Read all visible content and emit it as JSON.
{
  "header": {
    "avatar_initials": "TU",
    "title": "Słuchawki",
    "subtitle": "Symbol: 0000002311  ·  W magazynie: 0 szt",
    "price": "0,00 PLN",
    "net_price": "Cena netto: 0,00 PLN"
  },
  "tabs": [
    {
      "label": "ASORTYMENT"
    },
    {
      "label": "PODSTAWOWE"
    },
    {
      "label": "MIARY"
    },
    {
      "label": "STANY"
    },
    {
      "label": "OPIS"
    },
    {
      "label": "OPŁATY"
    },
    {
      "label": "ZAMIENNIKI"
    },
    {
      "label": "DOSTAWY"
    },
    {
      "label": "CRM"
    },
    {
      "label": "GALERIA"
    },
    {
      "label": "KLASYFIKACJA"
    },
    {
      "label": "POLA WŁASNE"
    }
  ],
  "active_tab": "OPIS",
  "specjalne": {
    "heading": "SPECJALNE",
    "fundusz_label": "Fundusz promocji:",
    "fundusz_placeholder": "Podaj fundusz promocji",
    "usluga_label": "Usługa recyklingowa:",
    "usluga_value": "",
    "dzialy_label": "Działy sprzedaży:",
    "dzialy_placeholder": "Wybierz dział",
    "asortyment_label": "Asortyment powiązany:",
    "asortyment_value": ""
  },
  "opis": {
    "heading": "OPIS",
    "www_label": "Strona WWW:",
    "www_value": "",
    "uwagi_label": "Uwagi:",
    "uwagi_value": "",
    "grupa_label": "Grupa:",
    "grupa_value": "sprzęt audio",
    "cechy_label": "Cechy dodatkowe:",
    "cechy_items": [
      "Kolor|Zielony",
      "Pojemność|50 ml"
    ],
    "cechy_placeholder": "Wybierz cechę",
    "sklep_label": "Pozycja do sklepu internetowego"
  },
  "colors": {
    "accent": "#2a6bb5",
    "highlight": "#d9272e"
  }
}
• • • •
- _Task_: Review the material and copy each line in which the word "promocji" appears.

- _Exercise response_:
    "fundusz_label": "Fundusz promocji:",
    "fundusz_placeholder": "Podaj fundusz promocji",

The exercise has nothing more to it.